### Instructions to follow
In the copy, keep every record exact and leave out all images.

========================================

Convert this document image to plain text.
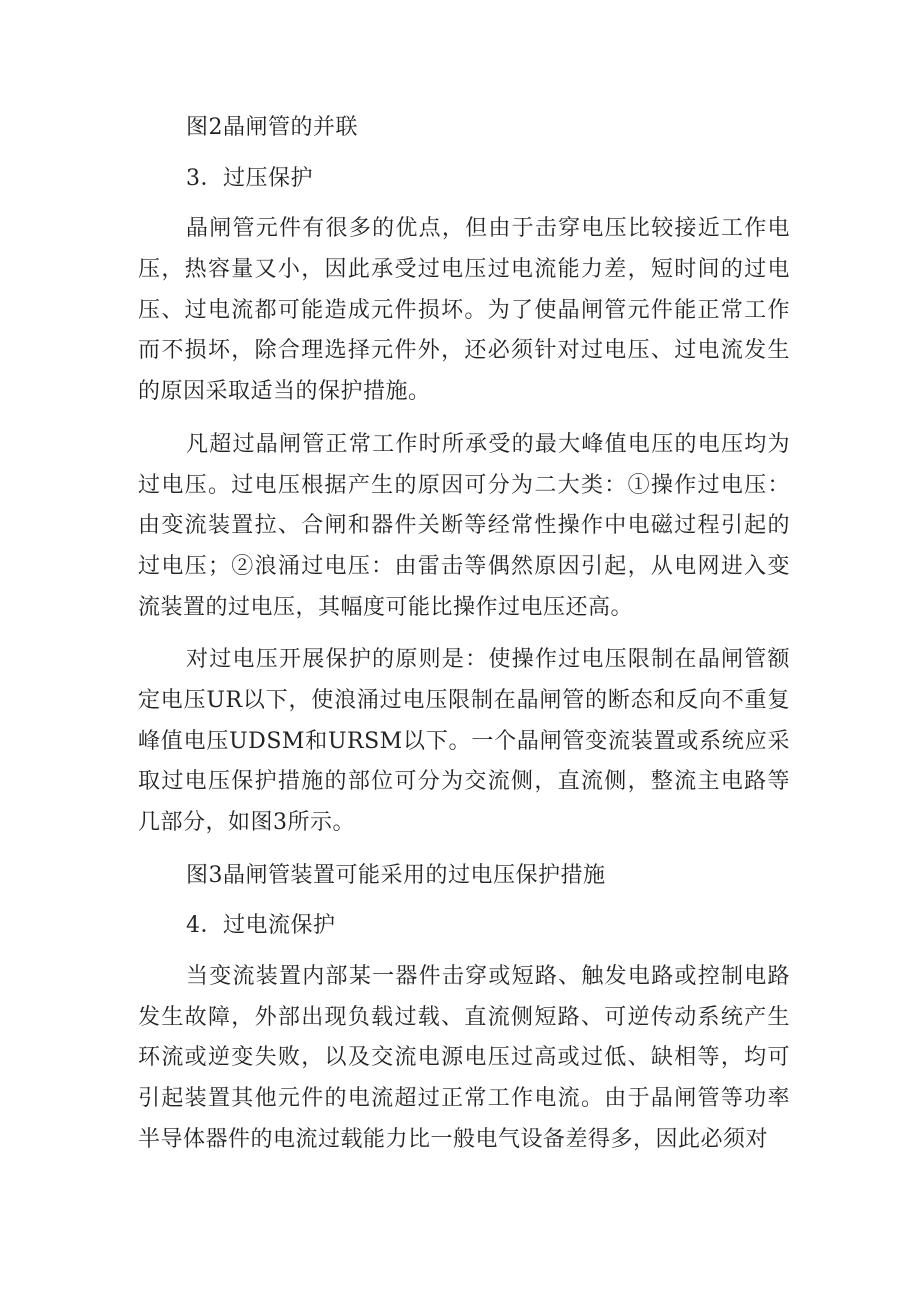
图2晶闸管的并联

3．过压保护

晶闸管元件有很多的优点，但由于击穿电压比较接近工作电压，热容量又小，因此承受过电压过电流能力差，短时间的过电压、过电流都可能造成元件损坏。为了使晶闸管元件能正常工作而不损坏，除合理选择元件外，还必须针对过电压、过电流发生的原因采取适当的保护措施。

凡超过晶闸管正常工作时所承受的最大峰值电压的电压均为过电压。过电压根据产生的原因可分为二大类：①操作过电压：由变流装置拉、合闸和器件关断等经常性操作中电磁过程引起的过电压；②浪涌过电压：由雷击等偶然原因引起，从电网进入变流装置的过电压，其幅度可能比操作过电压还高。

对过电压开展保护的原则是：使操作过电压限制在晶闸管额定电压UR以下，使浪涌过电压限制在晶闸管的断态和反向不重复峰值电压UDSM和URSM以下。一个晶闸管变流装置或系统应采取过电压保护措施的部位可分为交流侧，直流侧，整流主电路等几部分，如图3所示。

图3晶闸管装置可能采用的过电压保护措施

4．过电流保护

当变流装置内部某一器件击穿或短路、触发电路或控制电路发生故障，外部出现负载过载、直流侧短路、可逆传动系统产生环流或逆变失败，以及交流电源电压过高或过低、缺相等，均可引起装置其他元件的电流超过正常工作电流。由于晶闸管等功率半导体器件的电流过载能力比一般电气设备差得多，因此必须对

========================================

### Answer to the exercise
Convert this document image to plain text.
图2晶闸管的并联

3．过压保护

晶闸管元件有很多的优点，但由于击穿电压比较接近工作电压，热容量又小，因此承受过电压过电流能力差，短时间的过电压、过电流都可能造成元件损坏。为了使晶闸管元件能正常工作而不损坏，除合理选择元件外，还必须针对过电压、过电流发生的原因采取适当的保护措施。

凡超过晶闸管正常工作时所承受的最大峰值电压的电压均为过电压。过电压根据产生的原因可分为二大类：①操作过电压：由变流装置拉、合闸和器件关断等经常性操作中电磁过程引起的过电压；②浪涌过电压：由雷击等偶然原因引起，从电网进入变流装置的过电压，其幅度可能比操作过电压还高。

对过电压开展保护的原则是：使操作过电压限制在晶闸管额定电压UR以下，使浪涌过电压限制在晶闸管的断态和反向不重复峰值电压UDSM和URSM以下。一个晶闸管变流装置或系统应采取过电压保护措施的部位可分为交流侧，直流侧，整流主电路等几部分，如图3所示。

图3晶闸管装置可能采用的过电压保护措施

4．过电流保护

当变流装置内部某一器件击穿或短路、触发电路或控制电路发生故障，外部出现负载过载、直流侧短路、可逆传动系统产生环流或逆变失败，以及交流电源电压过高或过低、缺相等，均可引起装置其他元件的电流超过正常工作电流。由于晶闸管等功率半导体器件的电流过载能力比一般电气设备差得多，因此必须对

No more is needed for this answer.